*TEXTE FOURNI:*
Le tableau ci-dessous rappelle la date d'adhésion au Conseil de l'Europe des dix nouveaux membres de l'Union européenne, qui s'étend entre 1961 pour Chypre et 1995 pour la Lettonie , la première moitié des années 1990 ayant vu l'ensemble des pays de l'ancien bloc de l'Est rejoindre cette institution européenne :

Date d'adhésion
des dix nouveaux États membres
de l'Union européenne
au Conseil de l'Europe

Pays

Date d'adhésion

Chypre

24 mai 1961

Malte

29 avril 1965

Hongrie

6 novembre 1990

Pologne

26 novembre 1991

Estonie

14 mai 1993

Lituanie

14 mai 1993

Slovénie

14 mai 1993

République tchèque

30 juin 1993

Slovaquie

30 juin 1993

Lettonie

10 février 1995

Source : Conseil de l'Europe.

De même avaient-ils tous, avant le 1 er mai 2004, ratifié la Convention de New York sur l'élimination des discriminations à l'encontre des femmes (CEDAW).

Ainsi Mme Marie-Cécile Moreau, présidente de l'Association des femmes de carrières juridiques, a-t-elle souligné, au cours de son audition, que l'intégration de ces dispositions dans l'ordre juridique de ces États leur avait déjà donné une bonne connaissance des questions de discrimination, alors que ce sujet avait parfois été découvert par certains États membres plus anciens au moment de leur adhésion.

Mme Marie-Cécile Moreau a également noté que les dix nouveaux États membres possédaient tous des mécanismes prévoyant l'élimination des discriminations, qui ont été mis en place au titre de l'application de la Convention européenne des droits de l'Homme et de la Convention de New York. Selon elle, les mécanismes les plus efficaces sont ceux mis en oeuvre par les ministères de plein exercice et qui, s'agissant des droits des femmes, sont le plus souvent celui des affaires sociales, de la santé, voire de la famille.

2. Les dispositions constitutionnelles

En ce qui concerne la mention explicite des droits des femmes ou de la parité dans la constitution de chacun des nouveaux États membres, la situation est partagée.

Dans cinq de ces États, il n'existe aucune disposition constitutionnelle spécifique aux droits des femmes : la Lettonie , l' Estonie , Chypre , la République tchèque et la Pologne , cette dernière prévoyant tout de même que « la femme et l'homme bénéficient de droits égaux ».

Tel était aussi le cas de la Constitution française jusqu'à la révision constitutionnelle du 8 juillet 1999, qui a notamment prévu, à l'article 3, que « la loi favorise l'égal accès des femmes et des hommes aux mandats électoraux et fonctions électives », les partis et groupements politiques contribuant, selon l'article 4, alinéa 2, à la mise en oeuvre de ce principe.

En revanche, la constitution des cinq autres nouveaux États membres comporte de telles dispositions.

(Entrées d'annotation spatiale)
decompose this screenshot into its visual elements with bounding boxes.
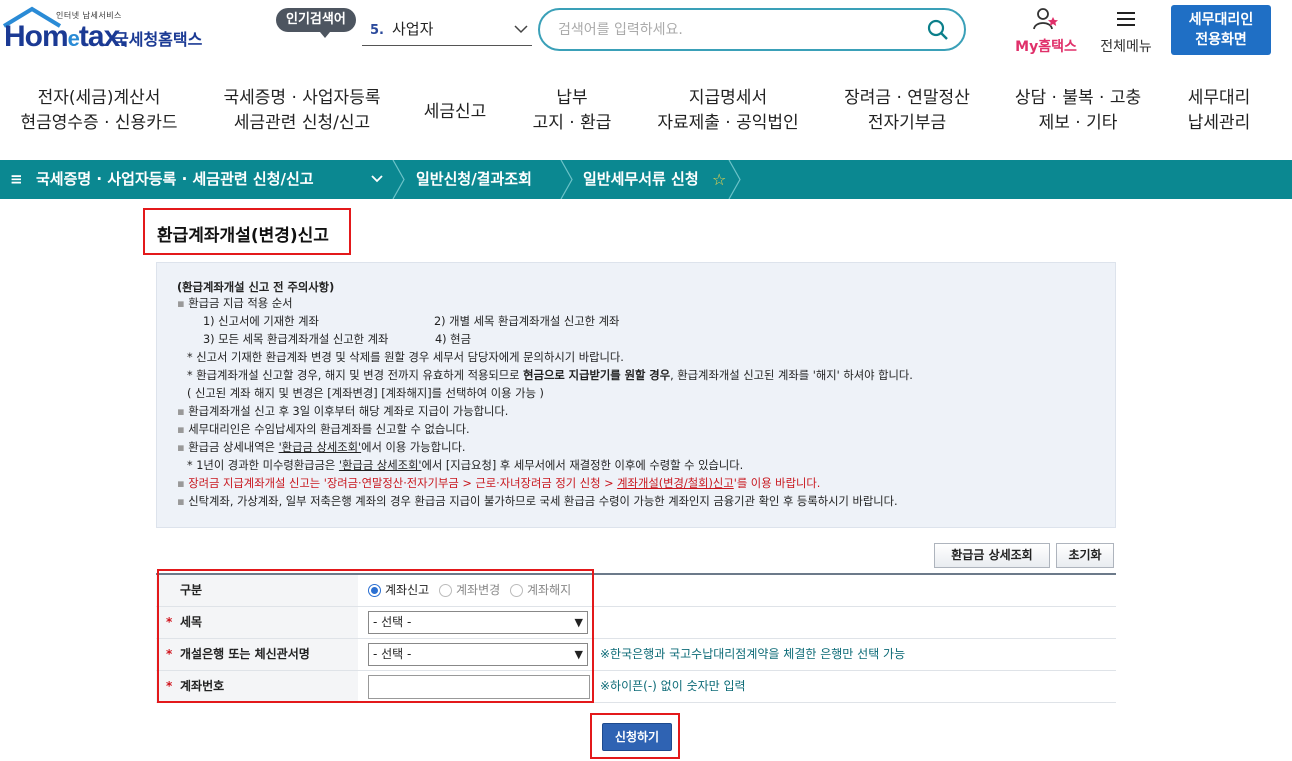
breadcrumb: ≡ 국세증명 · 사업자등록 · 세금관련 신청/신고 일반신청/결과조회 일반…: [0, 160, 1292, 199]
all-menu-label: 전체메뉴: [1100, 39, 1152, 55]
account-number-hint: ※하이픈(-) 없이 숫자만 입력: [600, 679, 746, 693]
breadcrumb-separator: [728, 160, 741, 199]
nav-label-line2: 자료제출 · 공익법인: [657, 113, 799, 133]
nav-incentive-yearend[interactable]: 장려금 · 연말정산 전자기부금: [830, 86, 984, 136]
notice-text: 세무대리인은 수임납세자의 환급계좌를 신고할 수 없습니다.: [188, 423, 470, 436]
page-title: 환급계좌개설(변경)신고: [157, 226, 329, 246]
breadcrumb-level-2[interactable]: 일반신청/결과조회: [416, 160, 532, 199]
notice-text-bold: 현금으로 지급받기를 원할 경우: [523, 369, 671, 382]
logo-part-1: Hom: [4, 20, 69, 53]
nav-label-line1: 지급명세서: [688, 88, 768, 108]
notice-line: ▪ 환급금 지급 적용 순서: [177, 297, 293, 310]
notice-text: , 환급계좌개설 신고된 계좌를 '해지' 하셔야 합니다.: [670, 369, 913, 382]
my-hometax-button[interactable]: My홈택스: [1010, 8, 1082, 56]
notice-heading: (환급계좌개설 신고 전 주의사항): [177, 281, 335, 294]
nav-tax-agency[interactable]: 세무대리 납세관리: [1172, 86, 1266, 136]
nav-label-line1: 납부: [556, 88, 588, 108]
hamburger-menu-icon: [1117, 12, 1135, 26]
breadcrumb-separator: [392, 160, 405, 199]
notice-line: 4) 현금: [435, 333, 471, 346]
notice-line: ▪ 세무대리인은 수임납세자의 환급계좌를 신고할 수 없습니다.: [177, 423, 470, 436]
notice-text: 에서 [지급요청] 후 세무서에서 재결정한 이후에 수령할 수 있습니다.: [421, 459, 744, 472]
chevron-down-icon: [514, 12, 528, 59]
notice-line: ( 신고된 계좌 해지 및 변경은 [계좌변경] [계좌해지]를 선택하여 이용…: [187, 387, 544, 400]
breadcrumb-level-3[interactable]: 일반세무서류 신청: [583, 160, 699, 199]
nav-certificate-registration[interactable]: 국세증명 · 사업자등록 세금관련 신청/신고: [212, 86, 392, 136]
breadcrumb-menu-icon[interactable]: ≡: [10, 160, 23, 199]
notice-text: * 1년이 경과한 미수령환급금은: [187, 459, 339, 472]
agent-line-1: 세무대리인: [1188, 12, 1254, 28]
logo-wordmark: Hometax.: [4, 20, 128, 54]
nav-label-line2: 고지 · 환급: [532, 113, 612, 133]
notice-line: ▪ 환급계좌개설 신고 후 3일 이후부터 해당 계좌로 지급이 가능합니다.: [177, 405, 509, 418]
notice-line: * 1년이 경과한 미수령환급금은 '환급금 상세조회'에서 [지급요청] 후 …: [187, 457, 743, 473]
notice-text: '를 이용 바랍니다.: [733, 477, 821, 490]
notice-text: 에서 이용 가능합니다.: [361, 441, 466, 454]
nav-label-line2: 납세관리: [1187, 113, 1251, 133]
popular-search-select[interactable]: 5. 사업자: [362, 12, 532, 46]
form-highlight: [157, 569, 594, 703]
hometax-logo[interactable]: 인터넷 납세서비스 Hometax. 국세청홈택스: [2, 6, 217, 54]
nav-label-line2: 세금관련 신청/신고: [233, 113, 371, 133]
breadcrumb-separator: [560, 160, 573, 199]
user-icon: [1033, 8, 1058, 30]
notice-text: 환급금 상세내역은: [188, 441, 279, 454]
search-box: [538, 8, 966, 51]
refund-detail-link[interactable]: '환급금 상세조회': [339, 459, 422, 472]
nav-label-line1: 전자(세금)계산서: [37, 88, 161, 108]
chevron-down-icon[interactable]: [370, 160, 384, 199]
notice-line: ▪ 장려금 지급계좌개설 신고는 '장려금·연말정산·전자기부금 > 근로·자녀…: [177, 477, 821, 490]
nav-consultation[interactable]: 상담 · 불복 · 고충 제보 · 기타: [1000, 86, 1156, 136]
notice-text: * 환급계좌개설 신고할 경우, 해지 및 변경 전까지 유효하게 적용되므로: [187, 369, 524, 382]
logo-part-e: e: [67, 26, 80, 51]
nav-label-line1: 세무대리: [1187, 88, 1251, 108]
nav-payment-statement[interactable]: 지급명세서 자료제출 · 공익법인: [640, 86, 816, 136]
notice-line: 1) 신고서에 기재한 계좌: [203, 315, 319, 328]
nav-payment[interactable]: 납부 고지 · 환급: [522, 86, 622, 136]
nav-label-line1: 상담 · 불복 · 고충: [1014, 88, 1142, 108]
all-menu-button[interactable]: 전체메뉴: [1094, 8, 1158, 56]
favorite-star-icon[interactable]: ☆: [712, 160, 726, 199]
popular-term: 사업자: [391, 20, 434, 38]
nav-e-invoice[interactable]: 전자(세금)계산서 현금영수증 · 신용카드: [14, 86, 184, 136]
agent-line-2: 전용화면: [1195, 32, 1247, 48]
notice-box: (환급계좌개설 신고 전 주의사항) ▪ 환급금 지급 적용 순서 1) 신고서…: [156, 262, 1116, 528]
refund-detail-link[interactable]: '환급금 상세조회': [279, 441, 362, 454]
notice-text: 환급계좌개설 신고 후 3일 이후부터 해당 계좌로 지급이 가능합니다.: [188, 405, 509, 418]
tax-agent-screen-button[interactable]: 세무대리인 전용화면: [1171, 5, 1271, 55]
reset-button[interactable]: 초기화: [1056, 543, 1114, 568]
breadcrumb-level-1[interactable]: 국세증명 · 사업자등록 · 세금관련 신청/신고: [36, 160, 314, 199]
notice-text: 환급금 지급 적용 순서: [188, 297, 293, 310]
nav-label-line1: 장려금 · 연말정산: [844, 88, 970, 108]
page-title-highlight: 환급계좌개설(변경)신고: [143, 208, 351, 255]
nav-label-line2: 제보 · 기타: [1038, 113, 1118, 133]
nav-label-line2: 현금영수증 · 신용카드: [20, 113, 178, 133]
popular-search-tag: 인기검색어: [276, 8, 356, 38]
nav-label-line2: 전자기부금: [867, 113, 947, 133]
notice-text: 장려금 지급계좌개설 신고는 '장려금·연말정산·전자기부금 > 근로·자녀장려…: [188, 477, 618, 490]
logo-korean: 국세청홈택스: [114, 30, 203, 49]
notice-line: * 신고서 기재한 환급계좌 변경 및 삭제를 원할 경우 세무서 담당자에게 …: [187, 351, 624, 364]
popular-rank: 5.: [370, 23, 384, 38]
search-icon[interactable]: [926, 18, 950, 42]
main-navigation: 전자(세금)계산서 현금영수증 · 신용카드 국세증명 · 사업자등록 세금관련…: [0, 86, 1292, 146]
nav-tax-return[interactable]: 세금신고: [410, 100, 500, 125]
search-input[interactable]: [558, 18, 918, 42]
notice-line: ▪ 신탁계좌, 가상계좌, 일부 저축은행 계좌의 경우 환급금 지급이 불가하…: [177, 495, 898, 508]
bank-hint: ※한국은행과 국고수납대리점계약을 체결한 은행만 선택 가능: [600, 647, 906, 661]
refund-detail-button[interactable]: 환급금 상세조회: [934, 543, 1050, 568]
notice-line: 2) 개별 세목 환급계좌개설 신고한 계좌: [434, 315, 620, 328]
account-change-link[interactable]: 계좌개설(변경/철회)신고: [617, 477, 734, 490]
notice-line: * 환급계좌개설 신고할 경우, 해지 및 변경 전까지 유효하게 적용되므로 …: [187, 367, 913, 383]
notice-line: ▪ 환급금 상세내역은 '환급금 상세조회'에서 이용 가능합니다.: [177, 441, 466, 454]
header: 인터넷 납세서비스 Hometax. 국세청홈택스 인기검색어 5. 사업자 My…: [0, 0, 1292, 72]
notice-line: 3) 모든 세목 환급계좌개설 신고한 계좌: [203, 333, 389, 346]
submit-button[interactable]: 신청하기: [602, 723, 672, 751]
notice-text: 신탁계좌, 가상계좌, 일부 저축은행 계좌의 경우 환급금 지급이 불가하므로…: [188, 495, 898, 508]
my-hometax-label: My홈택스: [1015, 39, 1077, 55]
nav-label-line1: 세금신고: [423, 102, 487, 122]
nav-label-line1: 국세증명 · 사업자등록: [223, 88, 381, 108]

*CONSIGNES DE L'EXERCICE:* Recopiez, dans le texte sur les nouveaux États membres, le passage qui va de « 2. Les dispositions » jusqu'à « de ce principe. ».

*EXERCICE RÉALISÉ:*
2. Les dispositions constitutionnelles

En ce qui concerne la mention explicite des droits des femmes ou de la parité dans la constitution de chacun des nouveaux États membres, la situation est partagée.

Dans cinq de ces États, il n'existe aucune disposition constitutionnelle spécifique aux droits des femmes : la Lettonie , l' Estonie , Chypre , la République tchèque et la Pologne , cette dernière prévoyant tout de même que « la femme et l'homme bénéficient de droits égaux ».

Tel était aussi le cas de la Constitution française jusqu'à la révision constitutionnelle du 8 juillet 1999, qui a notamment prévu, à l'article 3, que « la loi favorise l'égal accès des femmes et des hommes aux mandats électoraux et fonctions électives », les partis et groupements politiques contribuant, selon l'article 4, alinéa 2, à la mise en oeuvre de ce principe.